>>
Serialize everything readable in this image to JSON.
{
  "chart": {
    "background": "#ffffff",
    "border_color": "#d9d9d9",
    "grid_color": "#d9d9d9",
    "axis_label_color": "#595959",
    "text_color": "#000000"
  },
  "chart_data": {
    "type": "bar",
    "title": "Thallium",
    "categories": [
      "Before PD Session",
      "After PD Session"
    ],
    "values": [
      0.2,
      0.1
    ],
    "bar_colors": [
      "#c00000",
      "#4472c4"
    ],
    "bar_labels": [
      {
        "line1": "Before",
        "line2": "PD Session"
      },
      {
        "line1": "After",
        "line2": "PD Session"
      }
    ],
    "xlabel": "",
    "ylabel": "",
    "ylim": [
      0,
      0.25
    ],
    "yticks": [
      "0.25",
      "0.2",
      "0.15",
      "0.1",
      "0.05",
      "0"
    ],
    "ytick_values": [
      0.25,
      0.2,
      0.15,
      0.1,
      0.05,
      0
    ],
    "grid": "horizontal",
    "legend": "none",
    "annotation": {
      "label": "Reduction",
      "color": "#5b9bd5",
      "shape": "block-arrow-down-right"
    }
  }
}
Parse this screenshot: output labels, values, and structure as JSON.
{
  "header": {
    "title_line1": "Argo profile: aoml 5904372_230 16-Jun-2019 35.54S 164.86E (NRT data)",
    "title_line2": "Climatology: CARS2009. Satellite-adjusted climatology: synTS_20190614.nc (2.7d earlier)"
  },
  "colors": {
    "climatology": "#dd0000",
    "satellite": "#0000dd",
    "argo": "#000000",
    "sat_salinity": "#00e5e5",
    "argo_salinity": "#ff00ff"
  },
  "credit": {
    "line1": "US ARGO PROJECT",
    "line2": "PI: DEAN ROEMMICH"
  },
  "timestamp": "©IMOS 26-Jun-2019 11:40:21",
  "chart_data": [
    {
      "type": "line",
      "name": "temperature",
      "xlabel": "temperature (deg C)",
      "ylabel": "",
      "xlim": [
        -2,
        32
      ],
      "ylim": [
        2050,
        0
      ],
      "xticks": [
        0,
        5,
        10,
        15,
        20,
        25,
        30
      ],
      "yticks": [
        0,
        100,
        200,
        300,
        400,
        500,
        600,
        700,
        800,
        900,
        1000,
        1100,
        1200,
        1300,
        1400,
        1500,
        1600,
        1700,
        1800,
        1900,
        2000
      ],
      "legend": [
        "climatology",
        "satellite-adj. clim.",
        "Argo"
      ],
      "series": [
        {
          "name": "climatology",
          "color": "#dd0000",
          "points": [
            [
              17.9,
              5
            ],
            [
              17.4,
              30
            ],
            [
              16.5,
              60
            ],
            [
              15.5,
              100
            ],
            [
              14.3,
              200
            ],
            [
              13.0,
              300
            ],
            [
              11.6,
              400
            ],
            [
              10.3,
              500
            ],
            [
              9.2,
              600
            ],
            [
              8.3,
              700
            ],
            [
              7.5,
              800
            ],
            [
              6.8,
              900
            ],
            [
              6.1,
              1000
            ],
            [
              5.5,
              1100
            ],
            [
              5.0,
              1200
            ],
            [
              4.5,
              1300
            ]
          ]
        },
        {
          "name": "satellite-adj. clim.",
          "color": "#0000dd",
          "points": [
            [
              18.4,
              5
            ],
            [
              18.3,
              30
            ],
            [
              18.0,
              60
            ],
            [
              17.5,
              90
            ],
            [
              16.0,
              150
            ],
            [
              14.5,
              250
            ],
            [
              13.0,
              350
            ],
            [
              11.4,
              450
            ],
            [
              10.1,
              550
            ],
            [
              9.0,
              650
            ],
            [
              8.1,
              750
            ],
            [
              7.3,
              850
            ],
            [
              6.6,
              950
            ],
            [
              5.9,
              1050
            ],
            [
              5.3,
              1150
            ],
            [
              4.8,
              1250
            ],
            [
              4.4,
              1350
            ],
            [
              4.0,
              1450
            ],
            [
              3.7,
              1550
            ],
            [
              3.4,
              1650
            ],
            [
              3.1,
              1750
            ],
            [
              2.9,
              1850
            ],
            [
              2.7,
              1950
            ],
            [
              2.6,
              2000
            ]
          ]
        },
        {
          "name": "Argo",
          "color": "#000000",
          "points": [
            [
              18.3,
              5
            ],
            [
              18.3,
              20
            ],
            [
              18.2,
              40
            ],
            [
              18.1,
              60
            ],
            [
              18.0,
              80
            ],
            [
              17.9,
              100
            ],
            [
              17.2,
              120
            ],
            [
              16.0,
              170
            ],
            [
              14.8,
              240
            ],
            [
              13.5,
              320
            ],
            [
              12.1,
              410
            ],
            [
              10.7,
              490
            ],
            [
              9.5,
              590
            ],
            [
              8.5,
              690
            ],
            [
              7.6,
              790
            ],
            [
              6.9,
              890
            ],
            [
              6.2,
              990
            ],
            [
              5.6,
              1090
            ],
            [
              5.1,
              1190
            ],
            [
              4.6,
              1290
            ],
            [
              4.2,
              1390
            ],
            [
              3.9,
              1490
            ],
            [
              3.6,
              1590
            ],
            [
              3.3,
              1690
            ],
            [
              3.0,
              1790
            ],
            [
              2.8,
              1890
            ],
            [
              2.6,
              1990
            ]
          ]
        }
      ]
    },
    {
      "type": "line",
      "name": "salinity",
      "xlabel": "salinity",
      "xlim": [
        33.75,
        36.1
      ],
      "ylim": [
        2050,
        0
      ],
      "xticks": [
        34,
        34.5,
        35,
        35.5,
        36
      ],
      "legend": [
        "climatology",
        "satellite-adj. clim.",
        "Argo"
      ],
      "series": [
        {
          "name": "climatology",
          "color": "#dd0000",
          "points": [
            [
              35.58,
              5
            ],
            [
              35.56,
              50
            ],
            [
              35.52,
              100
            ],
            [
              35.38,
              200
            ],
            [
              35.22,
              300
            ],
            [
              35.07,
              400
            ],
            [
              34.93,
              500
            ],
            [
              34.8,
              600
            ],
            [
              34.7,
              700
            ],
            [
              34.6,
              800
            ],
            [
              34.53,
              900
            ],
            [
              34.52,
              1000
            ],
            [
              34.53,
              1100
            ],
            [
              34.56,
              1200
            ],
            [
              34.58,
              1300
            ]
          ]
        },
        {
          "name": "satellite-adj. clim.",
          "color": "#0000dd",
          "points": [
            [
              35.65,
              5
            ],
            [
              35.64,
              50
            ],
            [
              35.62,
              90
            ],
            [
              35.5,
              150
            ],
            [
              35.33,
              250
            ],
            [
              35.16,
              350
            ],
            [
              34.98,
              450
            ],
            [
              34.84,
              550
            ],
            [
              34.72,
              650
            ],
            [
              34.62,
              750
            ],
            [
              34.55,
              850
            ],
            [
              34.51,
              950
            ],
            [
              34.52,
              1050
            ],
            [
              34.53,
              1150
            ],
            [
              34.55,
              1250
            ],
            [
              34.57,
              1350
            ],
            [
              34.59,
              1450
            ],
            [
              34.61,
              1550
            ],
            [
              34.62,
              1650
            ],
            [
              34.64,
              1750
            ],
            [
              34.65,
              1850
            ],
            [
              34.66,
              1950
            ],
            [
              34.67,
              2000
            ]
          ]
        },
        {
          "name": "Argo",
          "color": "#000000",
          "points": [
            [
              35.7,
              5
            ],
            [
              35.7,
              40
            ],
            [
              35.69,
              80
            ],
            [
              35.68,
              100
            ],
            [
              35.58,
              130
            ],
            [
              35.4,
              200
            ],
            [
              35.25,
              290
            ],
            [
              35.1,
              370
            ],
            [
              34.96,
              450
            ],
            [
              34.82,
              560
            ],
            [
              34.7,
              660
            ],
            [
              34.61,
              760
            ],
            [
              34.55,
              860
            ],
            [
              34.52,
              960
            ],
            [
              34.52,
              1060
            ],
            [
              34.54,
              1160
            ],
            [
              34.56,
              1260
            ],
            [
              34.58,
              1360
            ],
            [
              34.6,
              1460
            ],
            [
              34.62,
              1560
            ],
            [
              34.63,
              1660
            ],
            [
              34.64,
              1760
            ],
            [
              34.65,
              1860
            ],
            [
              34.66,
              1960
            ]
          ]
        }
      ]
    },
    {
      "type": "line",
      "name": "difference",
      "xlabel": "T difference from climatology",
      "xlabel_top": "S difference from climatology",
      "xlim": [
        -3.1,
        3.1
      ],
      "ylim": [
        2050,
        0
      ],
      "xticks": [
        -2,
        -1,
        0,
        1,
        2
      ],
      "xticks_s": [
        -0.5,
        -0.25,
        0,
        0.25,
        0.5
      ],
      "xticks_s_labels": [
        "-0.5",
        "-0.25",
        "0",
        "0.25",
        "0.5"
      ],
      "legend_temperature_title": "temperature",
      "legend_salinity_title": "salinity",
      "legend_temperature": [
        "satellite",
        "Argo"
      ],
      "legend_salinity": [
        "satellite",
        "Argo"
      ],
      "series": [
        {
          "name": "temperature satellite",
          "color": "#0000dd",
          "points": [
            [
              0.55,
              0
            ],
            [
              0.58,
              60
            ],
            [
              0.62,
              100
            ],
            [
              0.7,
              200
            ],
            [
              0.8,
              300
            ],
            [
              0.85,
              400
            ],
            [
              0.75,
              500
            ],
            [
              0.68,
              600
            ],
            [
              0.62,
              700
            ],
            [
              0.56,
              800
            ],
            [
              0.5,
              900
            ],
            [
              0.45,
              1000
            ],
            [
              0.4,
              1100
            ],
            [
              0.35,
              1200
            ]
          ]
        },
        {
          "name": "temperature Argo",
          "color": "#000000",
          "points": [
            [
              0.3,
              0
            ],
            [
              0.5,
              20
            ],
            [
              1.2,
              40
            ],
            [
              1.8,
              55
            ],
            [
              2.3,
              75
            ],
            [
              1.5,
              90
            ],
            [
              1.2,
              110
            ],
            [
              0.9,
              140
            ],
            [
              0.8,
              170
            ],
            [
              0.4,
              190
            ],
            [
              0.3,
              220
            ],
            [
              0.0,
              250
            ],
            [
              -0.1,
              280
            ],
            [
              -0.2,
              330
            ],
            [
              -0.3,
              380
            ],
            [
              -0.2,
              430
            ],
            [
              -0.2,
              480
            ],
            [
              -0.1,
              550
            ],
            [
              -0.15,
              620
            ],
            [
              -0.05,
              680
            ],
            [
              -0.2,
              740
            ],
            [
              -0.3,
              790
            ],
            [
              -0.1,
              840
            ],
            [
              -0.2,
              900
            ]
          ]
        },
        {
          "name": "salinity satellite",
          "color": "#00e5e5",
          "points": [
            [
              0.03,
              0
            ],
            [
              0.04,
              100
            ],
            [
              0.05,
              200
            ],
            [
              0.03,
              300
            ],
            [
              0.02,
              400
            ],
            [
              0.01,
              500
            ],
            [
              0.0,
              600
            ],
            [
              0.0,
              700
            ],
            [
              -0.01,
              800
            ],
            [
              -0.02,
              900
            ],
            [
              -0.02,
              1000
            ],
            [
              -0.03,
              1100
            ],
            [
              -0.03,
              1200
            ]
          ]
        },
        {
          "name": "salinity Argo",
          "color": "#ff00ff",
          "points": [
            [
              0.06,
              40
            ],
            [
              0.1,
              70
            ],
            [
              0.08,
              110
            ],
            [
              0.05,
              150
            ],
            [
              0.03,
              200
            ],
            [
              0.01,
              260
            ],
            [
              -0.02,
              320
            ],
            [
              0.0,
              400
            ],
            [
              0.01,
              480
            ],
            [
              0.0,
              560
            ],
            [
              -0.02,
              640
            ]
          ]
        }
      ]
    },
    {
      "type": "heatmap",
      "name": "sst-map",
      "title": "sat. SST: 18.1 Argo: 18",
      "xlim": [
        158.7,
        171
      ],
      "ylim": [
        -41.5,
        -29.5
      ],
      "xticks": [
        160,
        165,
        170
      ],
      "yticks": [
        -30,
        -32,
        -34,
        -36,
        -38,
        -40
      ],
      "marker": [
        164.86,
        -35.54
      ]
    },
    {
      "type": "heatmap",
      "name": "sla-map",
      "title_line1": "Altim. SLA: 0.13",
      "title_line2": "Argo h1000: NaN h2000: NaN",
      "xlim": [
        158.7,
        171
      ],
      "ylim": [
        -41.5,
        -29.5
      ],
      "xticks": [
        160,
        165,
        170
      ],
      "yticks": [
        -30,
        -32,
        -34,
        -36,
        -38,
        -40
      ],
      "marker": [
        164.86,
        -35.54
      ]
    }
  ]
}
<<
=== YOUR INSTRUCTIONS ===
Extract each line holding the string "Session".

=== FINAL ANSWER ===
      "Before PD Session",
      "After PD Session"
        "line2": "PD Session"
        "line2": "PD Session"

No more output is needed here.